##### Excerpted data

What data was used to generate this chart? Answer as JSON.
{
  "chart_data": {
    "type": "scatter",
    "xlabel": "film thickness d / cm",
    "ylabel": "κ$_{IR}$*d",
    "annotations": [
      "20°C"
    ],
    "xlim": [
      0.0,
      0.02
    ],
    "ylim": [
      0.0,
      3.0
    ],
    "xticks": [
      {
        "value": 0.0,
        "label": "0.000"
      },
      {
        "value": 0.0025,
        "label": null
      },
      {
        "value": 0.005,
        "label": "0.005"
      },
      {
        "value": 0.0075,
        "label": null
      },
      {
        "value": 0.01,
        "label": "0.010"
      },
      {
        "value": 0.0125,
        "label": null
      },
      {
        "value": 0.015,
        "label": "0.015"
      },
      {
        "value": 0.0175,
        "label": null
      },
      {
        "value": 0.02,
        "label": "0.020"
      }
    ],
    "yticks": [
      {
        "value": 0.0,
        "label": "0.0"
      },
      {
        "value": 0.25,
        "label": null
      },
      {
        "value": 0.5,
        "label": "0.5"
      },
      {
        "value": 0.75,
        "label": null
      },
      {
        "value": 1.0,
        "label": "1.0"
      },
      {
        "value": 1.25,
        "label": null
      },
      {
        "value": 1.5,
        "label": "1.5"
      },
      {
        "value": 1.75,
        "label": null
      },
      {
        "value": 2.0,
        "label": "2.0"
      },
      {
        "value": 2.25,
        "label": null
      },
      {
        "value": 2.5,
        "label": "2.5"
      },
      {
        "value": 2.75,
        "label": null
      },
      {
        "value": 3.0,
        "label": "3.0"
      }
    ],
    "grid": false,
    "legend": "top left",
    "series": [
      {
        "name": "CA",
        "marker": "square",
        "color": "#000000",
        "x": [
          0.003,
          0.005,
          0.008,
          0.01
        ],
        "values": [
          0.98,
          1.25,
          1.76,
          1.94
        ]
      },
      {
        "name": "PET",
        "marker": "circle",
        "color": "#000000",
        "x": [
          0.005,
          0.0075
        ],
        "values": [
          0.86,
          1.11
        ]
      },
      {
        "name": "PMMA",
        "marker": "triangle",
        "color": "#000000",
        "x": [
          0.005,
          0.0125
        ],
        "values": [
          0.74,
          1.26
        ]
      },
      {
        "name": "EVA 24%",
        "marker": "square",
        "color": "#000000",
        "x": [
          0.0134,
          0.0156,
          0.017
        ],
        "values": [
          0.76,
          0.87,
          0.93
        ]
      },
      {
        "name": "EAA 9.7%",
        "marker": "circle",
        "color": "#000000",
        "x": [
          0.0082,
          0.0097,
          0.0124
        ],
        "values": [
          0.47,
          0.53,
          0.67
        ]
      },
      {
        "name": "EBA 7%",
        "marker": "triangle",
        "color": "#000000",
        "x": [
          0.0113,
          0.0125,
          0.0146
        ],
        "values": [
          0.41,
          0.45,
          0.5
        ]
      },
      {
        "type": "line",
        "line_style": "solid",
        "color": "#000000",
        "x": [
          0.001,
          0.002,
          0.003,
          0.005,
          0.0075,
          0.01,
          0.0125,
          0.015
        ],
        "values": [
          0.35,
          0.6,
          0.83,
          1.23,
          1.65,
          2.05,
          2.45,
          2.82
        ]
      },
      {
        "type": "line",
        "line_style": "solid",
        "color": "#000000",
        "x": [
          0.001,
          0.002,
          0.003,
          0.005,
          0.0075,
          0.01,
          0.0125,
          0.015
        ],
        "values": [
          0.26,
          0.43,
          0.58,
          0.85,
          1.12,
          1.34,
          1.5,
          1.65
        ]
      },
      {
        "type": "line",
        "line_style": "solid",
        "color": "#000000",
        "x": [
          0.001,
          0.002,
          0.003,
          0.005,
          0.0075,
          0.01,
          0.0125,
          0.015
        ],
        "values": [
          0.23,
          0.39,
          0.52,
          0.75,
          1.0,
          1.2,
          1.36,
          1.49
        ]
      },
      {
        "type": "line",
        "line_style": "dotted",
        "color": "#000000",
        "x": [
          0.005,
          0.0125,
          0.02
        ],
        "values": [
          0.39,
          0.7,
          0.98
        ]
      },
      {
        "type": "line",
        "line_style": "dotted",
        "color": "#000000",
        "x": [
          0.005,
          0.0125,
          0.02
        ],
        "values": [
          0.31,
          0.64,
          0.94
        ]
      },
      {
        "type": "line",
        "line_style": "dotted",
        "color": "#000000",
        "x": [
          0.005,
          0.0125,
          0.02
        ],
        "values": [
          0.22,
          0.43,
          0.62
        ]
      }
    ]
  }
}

##########

=== Written request ===
Extract all of the data shown above and repeat it verbatim.

=== The completed task ===
What data was used to generate this chart? Answer as JSON.
{
  "chart_data": {
    "type": "scatter",
    "xlabel": "film thickness d / cm",
    "ylabel": "κ$_{IR}$*d",
    "annotations": [
      "20°C"
    ],
    "xlim": [
      0.0,
      0.02
    ],
    "ylim": [
      0.0,
      3.0
    ],
    "xticks": [
      {
        "value": 0.0,
        "label": "0.000"
      },
      {
        "value": 0.0025,
        "label": null
      },
      {
        "value": 0.005,
        "label": "0.005"
      },
      {
        "value": 0.0075,
        "label": null
      },
      {
        "value": 0.01,
        "label": "0.010"
      },
      {
        "value": 0.0125,
        "label": null
      },
      {
        "value": 0.015,
        "label": "0.015"
      },
      {
        "value": 0.0175,
        "label": null
      },
      {
        "value": 0.02,
        "label": "0.020"
      }
    ],
    "yticks": [
      {
        "value": 0.0,
        "label": "0.0"
      },
      {
        "value": 0.25,
        "label": null
      },
      {
        "value": 0.5,
        "label": "0.5"
      },
      {
        "value": 0.75,
        "label": null
      },
      {
        "value": 1.0,
        "label": "1.0"
      },
      {
        "value": 1.25,
        "label": null
      },
      {
        "value": 1.5,
        "label": "1.5"
      },
      {
        "value": 1.75,
        "label": null
      },
      {
        "value": 2.0,
        "label": "2.0"
      },
      {
        "value": 2.25,
        "label": null
      },
      {
        "value": 2.5,
        "label": "2.5"
      },
      {
        "value": 2.75,
        "label": null
      },
      {
        "value": 3.0,
        "label": "3.0"
      }
    ],
    "grid": false,
    "legend": "top left",
    "series": [
      {
        "name": "CA",
        "marker": "square",
        "color": "#000000",
        "x": [
          0.003,
          0.005,
          0.008,
          0.01
        ],
        "values": [
          0.98,
          1.25,
          1.76,
          1.94
        ]
      },
      {
        "name": "PET",
        "marker": "circle",
        "color": "#000000",
        "x": [
          0.005,
          0.0075
        ],
        "values": [
          0.86,
          1.11
        ]
      },
      {
        "name": "PMMA",
        "marker": "triangle",
        "color": "#000000",
        "x": [
          0.005,
          0.0125
        ],
        "values": [
          0.74,
          1.26
        ]
      },
      {
        "name": "EVA 24%",
        "marker": "square",
        "color": "#000000",
        "x": [
          0.0134,
          0.0156,
          0.017
        ],
        "values": [
          0.76,
          0.87,
          0.93
        ]
      },
      {
        "name": "EAA 9.7%",
        "marker": "circle",
        "color": "#000000",
        "x": [
          0.0082,
          0.0097,
          0.0124
        ],
        "values": [
          0.47,
          0.53,
          0.67
        ]
      },
      {
        "name": "EBA 7%",
        "marker": "triangle",
        "color": "#000000",
        "x": [
          0.0113,
          0.0125,
          0.0146
        ],
        "values": [
          0.41,
          0.45,
          0.5
        ]
      },
      {
        "type": "line",
        "line_style": "solid",
        "color": "#000000",
        "x": [
          0.001,
          0.002,
          0.003,
          0.005,
          0.0075,
          0.01,
          0.0125,
          0.015
        ],
        "values": [
          0.35,
          0.6,
          0.83,
          1.23,
          1.65,
          2.05,
          2.45,
          2.82
        ]
      },
      {
        "type": "line",
        "line_style": "solid",
        "color": "#000000",
        "x": [
          0.001,
          0.002,
          0.003,
          0.005,
          0.0075,
          0.01,
          0.0125,
          0.015
        ],
        "values": [
          0.26,
          0.43,
          0.58,
          0.85,
          1.12,
          1.34,
          1.5,
          1.65
        ]
      },
      {
        "type": "line",
        "line_style": "solid",
        "color": "#000000",
        "x": [
          0.001,
          0.002,
          0.003,
          0.005,
          0.0075,
          0.01,
          0.0125,
          0.015
        ],
        "values": [
          0.23,
          0.39,
          0.52,
          0.75,
          1.0,
          1.2,
          1.36,
          1.49
        ]
      },
      {
        "type": "line",
        "line_style": "dotted",
        "color": "#000000",
        "x": [
          0.005,
          0.0125,
          0.02
        ],
        "values": [
          0.39,
          0.7,
          0.98
        ]
      },
      {
        "type": "line",
        "line_style": "dotted",
        "color": "#000000",
        "x": [
          0.005,
          0.0125,
          0.02
        ],
        "values": [
          0.31,
          0.64,
          0.94
        ]
      },
      {
        "type": "line",
        "line_style": "dotted",
        "color": "#000000",
        "x": [
          0.005,
          0.0125,
          0.02
        ],
        "values": [
          0.22,
          0.43,
          0.62
        ]
      }
    ]
  }
}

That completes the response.